** Begin Available records **

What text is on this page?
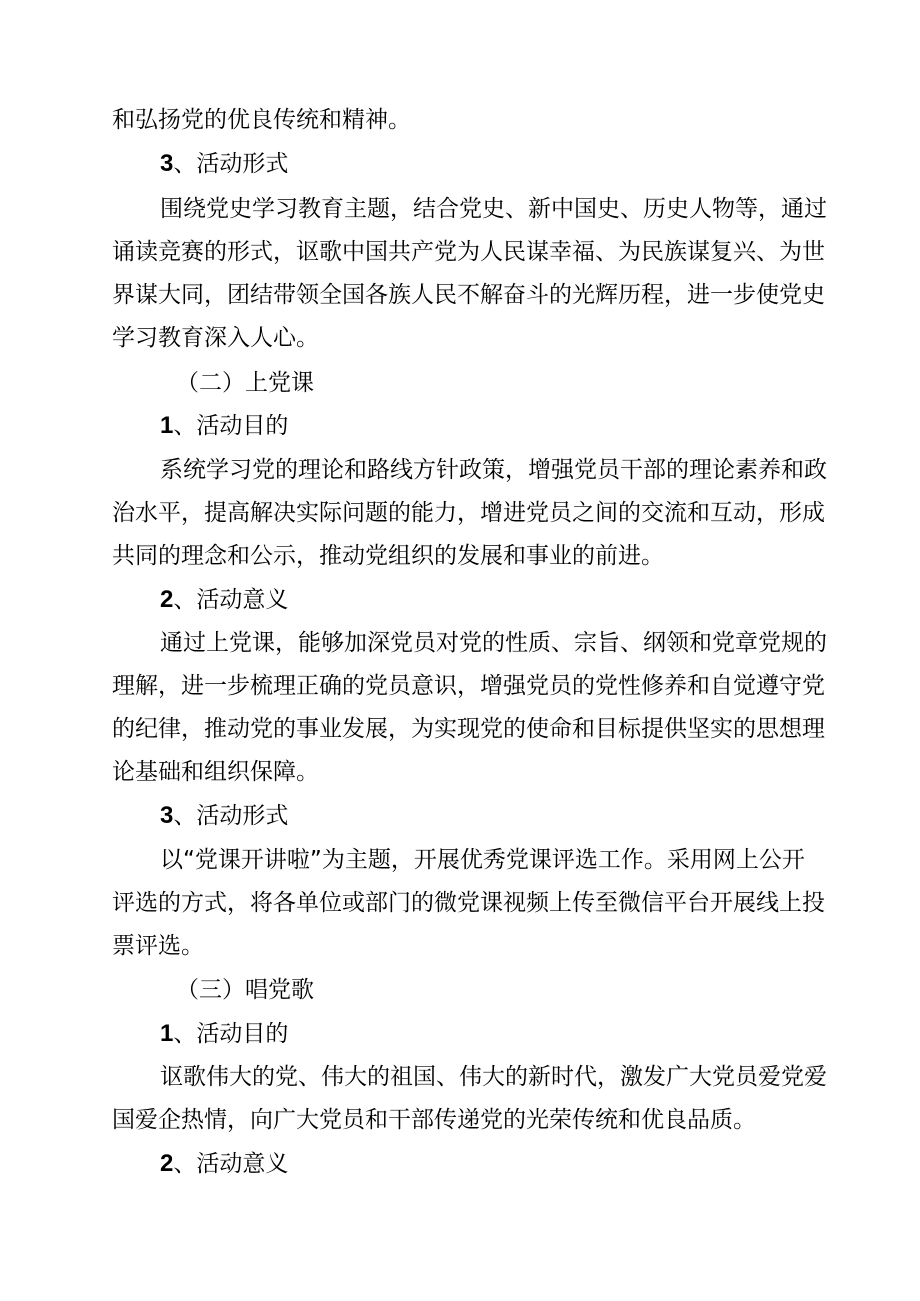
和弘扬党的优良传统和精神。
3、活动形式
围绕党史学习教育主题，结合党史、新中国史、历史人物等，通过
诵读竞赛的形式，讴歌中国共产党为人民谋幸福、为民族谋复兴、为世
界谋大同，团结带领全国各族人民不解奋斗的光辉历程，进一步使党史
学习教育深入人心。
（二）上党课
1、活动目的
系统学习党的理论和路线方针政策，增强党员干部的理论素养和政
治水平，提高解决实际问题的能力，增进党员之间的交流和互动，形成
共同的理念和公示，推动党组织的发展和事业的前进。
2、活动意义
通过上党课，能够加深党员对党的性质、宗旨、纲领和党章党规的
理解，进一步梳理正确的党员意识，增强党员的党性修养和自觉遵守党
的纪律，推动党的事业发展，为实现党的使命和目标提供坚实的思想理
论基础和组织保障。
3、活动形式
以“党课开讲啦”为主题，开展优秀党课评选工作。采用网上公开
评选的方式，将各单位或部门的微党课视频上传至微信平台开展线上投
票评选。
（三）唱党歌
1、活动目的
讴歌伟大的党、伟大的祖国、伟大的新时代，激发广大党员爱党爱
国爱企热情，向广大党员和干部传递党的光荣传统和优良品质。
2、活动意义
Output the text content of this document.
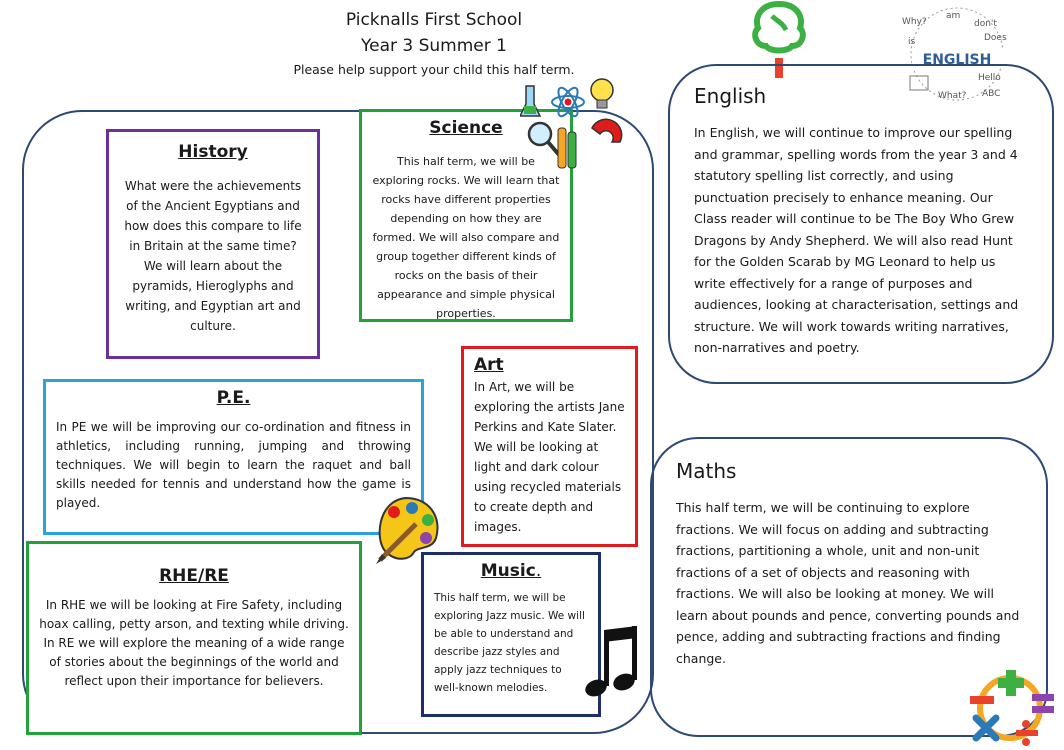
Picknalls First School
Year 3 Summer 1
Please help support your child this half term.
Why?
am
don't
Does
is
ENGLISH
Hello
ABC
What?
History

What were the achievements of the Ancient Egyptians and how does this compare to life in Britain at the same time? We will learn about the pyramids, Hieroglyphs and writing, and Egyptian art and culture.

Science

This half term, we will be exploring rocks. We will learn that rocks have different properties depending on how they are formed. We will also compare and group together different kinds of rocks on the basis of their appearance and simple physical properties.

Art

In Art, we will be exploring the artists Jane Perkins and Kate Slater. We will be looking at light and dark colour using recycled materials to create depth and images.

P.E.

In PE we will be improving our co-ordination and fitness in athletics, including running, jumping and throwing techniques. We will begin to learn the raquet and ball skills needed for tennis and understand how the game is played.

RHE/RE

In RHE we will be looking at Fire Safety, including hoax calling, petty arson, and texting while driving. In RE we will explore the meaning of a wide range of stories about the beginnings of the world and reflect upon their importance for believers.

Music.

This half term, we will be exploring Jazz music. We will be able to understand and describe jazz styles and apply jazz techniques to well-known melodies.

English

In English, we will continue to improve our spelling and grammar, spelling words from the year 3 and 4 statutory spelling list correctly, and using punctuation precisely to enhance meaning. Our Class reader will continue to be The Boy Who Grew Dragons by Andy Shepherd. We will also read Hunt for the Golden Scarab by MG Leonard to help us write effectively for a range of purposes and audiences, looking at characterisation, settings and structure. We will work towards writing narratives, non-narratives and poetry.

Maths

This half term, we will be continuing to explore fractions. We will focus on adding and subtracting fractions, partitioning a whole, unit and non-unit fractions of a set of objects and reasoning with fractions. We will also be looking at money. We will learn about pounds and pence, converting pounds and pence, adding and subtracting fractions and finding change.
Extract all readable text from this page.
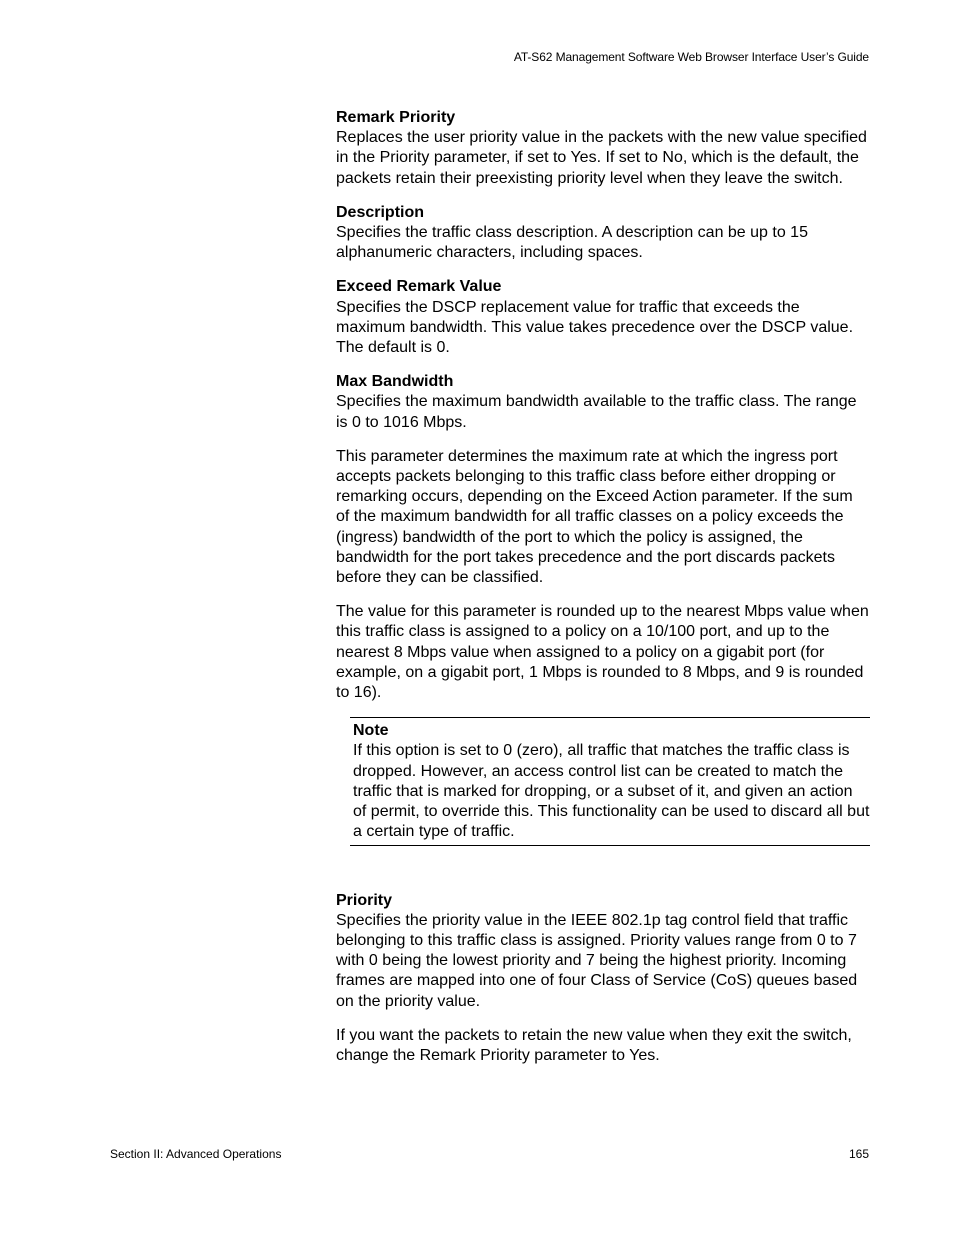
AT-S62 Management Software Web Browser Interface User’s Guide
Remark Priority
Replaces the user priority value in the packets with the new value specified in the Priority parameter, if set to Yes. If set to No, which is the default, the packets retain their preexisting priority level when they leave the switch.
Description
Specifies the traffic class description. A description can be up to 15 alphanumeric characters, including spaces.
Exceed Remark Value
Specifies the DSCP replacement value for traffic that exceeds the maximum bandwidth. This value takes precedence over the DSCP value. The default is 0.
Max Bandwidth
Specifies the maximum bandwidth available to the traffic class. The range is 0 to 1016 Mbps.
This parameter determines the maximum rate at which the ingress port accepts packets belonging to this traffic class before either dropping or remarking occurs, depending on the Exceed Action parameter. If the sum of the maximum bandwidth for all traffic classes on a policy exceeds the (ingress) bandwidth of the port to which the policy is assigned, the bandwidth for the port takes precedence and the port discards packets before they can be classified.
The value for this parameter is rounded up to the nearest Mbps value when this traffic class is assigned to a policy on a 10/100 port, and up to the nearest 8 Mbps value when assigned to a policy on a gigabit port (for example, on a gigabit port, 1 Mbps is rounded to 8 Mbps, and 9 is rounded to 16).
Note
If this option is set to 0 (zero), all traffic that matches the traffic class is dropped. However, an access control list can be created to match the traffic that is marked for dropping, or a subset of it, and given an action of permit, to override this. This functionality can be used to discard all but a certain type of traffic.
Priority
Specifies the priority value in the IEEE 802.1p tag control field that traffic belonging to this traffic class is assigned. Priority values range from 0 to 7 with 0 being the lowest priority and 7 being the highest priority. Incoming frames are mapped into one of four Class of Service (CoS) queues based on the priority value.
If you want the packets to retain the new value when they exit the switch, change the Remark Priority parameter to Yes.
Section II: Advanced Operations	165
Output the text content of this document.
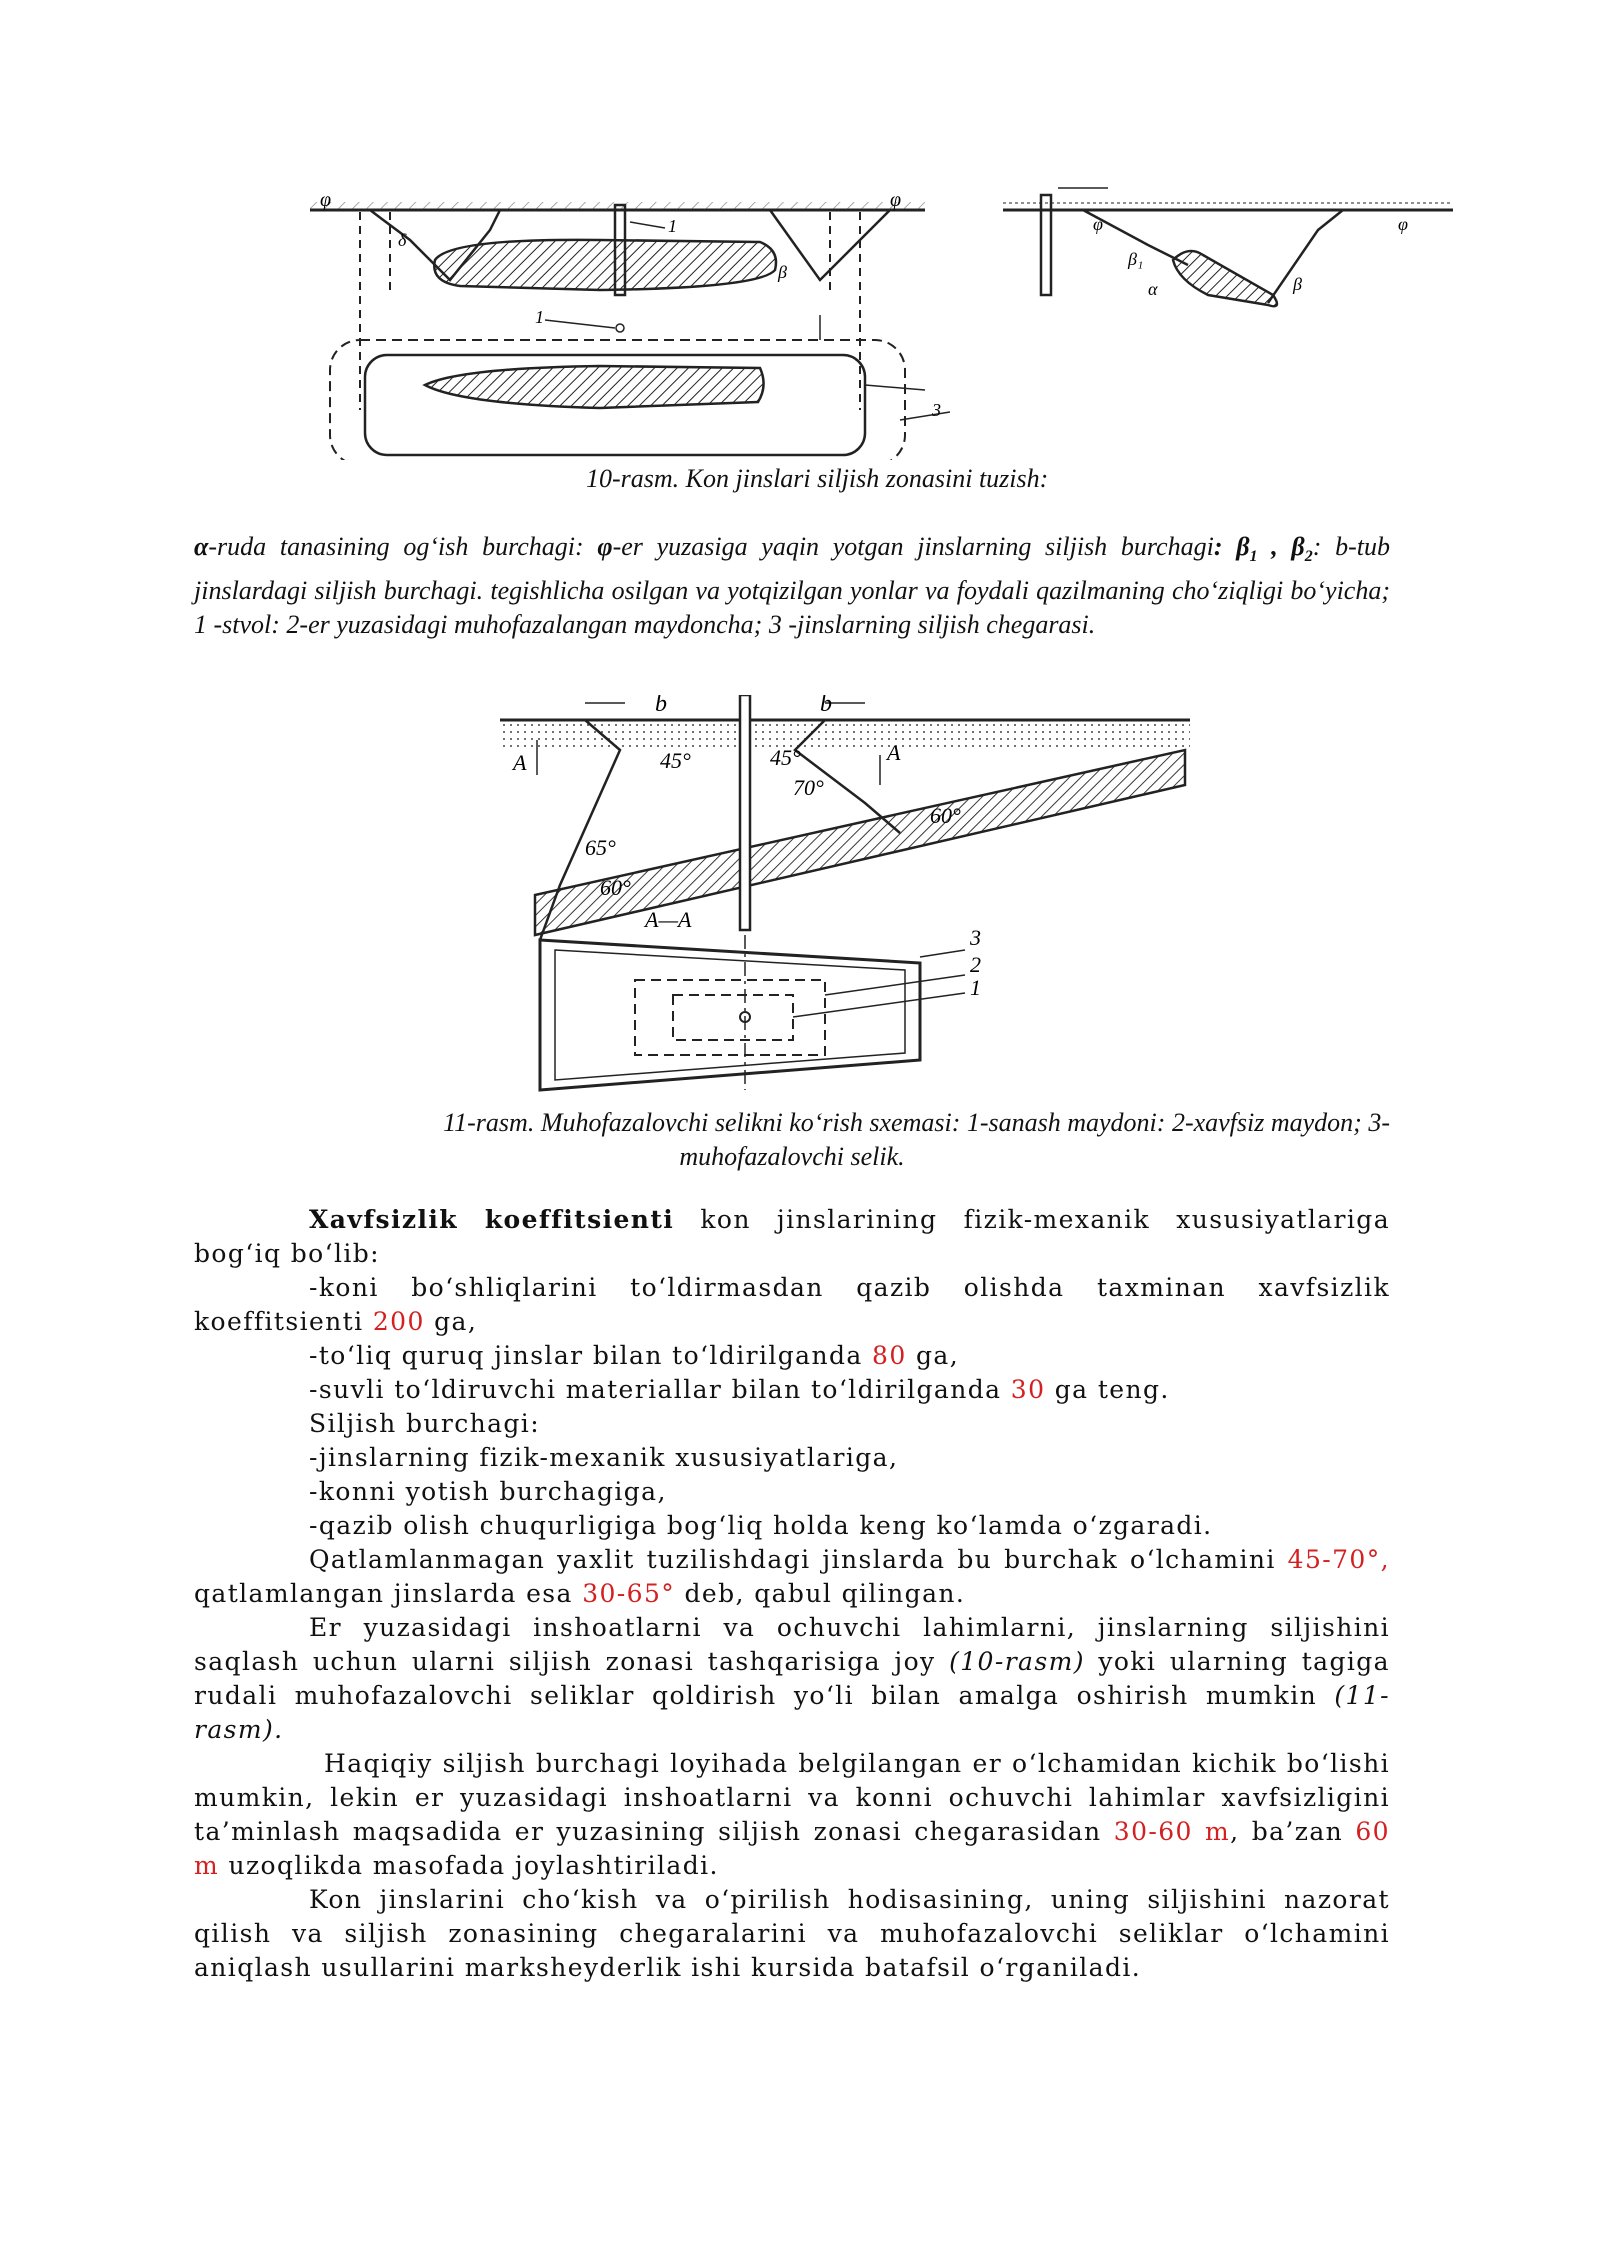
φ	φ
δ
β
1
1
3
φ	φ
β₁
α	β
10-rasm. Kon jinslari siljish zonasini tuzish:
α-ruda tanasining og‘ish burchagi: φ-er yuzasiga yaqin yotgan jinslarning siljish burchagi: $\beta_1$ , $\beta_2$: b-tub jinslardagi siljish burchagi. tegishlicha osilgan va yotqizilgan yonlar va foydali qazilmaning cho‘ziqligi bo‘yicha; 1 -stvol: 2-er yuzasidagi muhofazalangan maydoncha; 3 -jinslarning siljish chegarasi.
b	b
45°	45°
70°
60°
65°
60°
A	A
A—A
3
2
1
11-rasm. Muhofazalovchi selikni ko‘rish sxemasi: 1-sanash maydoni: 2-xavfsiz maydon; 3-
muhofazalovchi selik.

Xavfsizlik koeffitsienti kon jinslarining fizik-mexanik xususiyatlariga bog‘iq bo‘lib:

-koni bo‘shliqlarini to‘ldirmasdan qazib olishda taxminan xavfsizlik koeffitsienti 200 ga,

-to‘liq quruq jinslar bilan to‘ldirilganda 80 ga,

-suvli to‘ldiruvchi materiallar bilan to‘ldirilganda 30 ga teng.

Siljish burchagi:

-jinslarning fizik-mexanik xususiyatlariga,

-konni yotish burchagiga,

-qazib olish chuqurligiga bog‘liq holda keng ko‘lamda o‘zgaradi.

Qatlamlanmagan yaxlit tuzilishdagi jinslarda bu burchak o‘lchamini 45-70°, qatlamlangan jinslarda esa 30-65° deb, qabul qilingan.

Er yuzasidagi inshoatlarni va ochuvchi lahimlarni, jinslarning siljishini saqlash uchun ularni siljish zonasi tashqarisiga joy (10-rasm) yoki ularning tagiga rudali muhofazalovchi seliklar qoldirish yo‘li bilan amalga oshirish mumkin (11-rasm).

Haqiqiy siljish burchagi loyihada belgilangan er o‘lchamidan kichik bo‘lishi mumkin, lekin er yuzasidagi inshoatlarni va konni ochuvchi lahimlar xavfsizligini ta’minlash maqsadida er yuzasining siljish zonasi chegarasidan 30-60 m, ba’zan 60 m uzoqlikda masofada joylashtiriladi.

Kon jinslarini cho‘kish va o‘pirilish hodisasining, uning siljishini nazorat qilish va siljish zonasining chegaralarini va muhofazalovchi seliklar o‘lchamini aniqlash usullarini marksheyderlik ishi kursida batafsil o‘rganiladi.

** End Available records **

The word "xususiyatlariga" appears in how many lines of the records? Give the number only.

2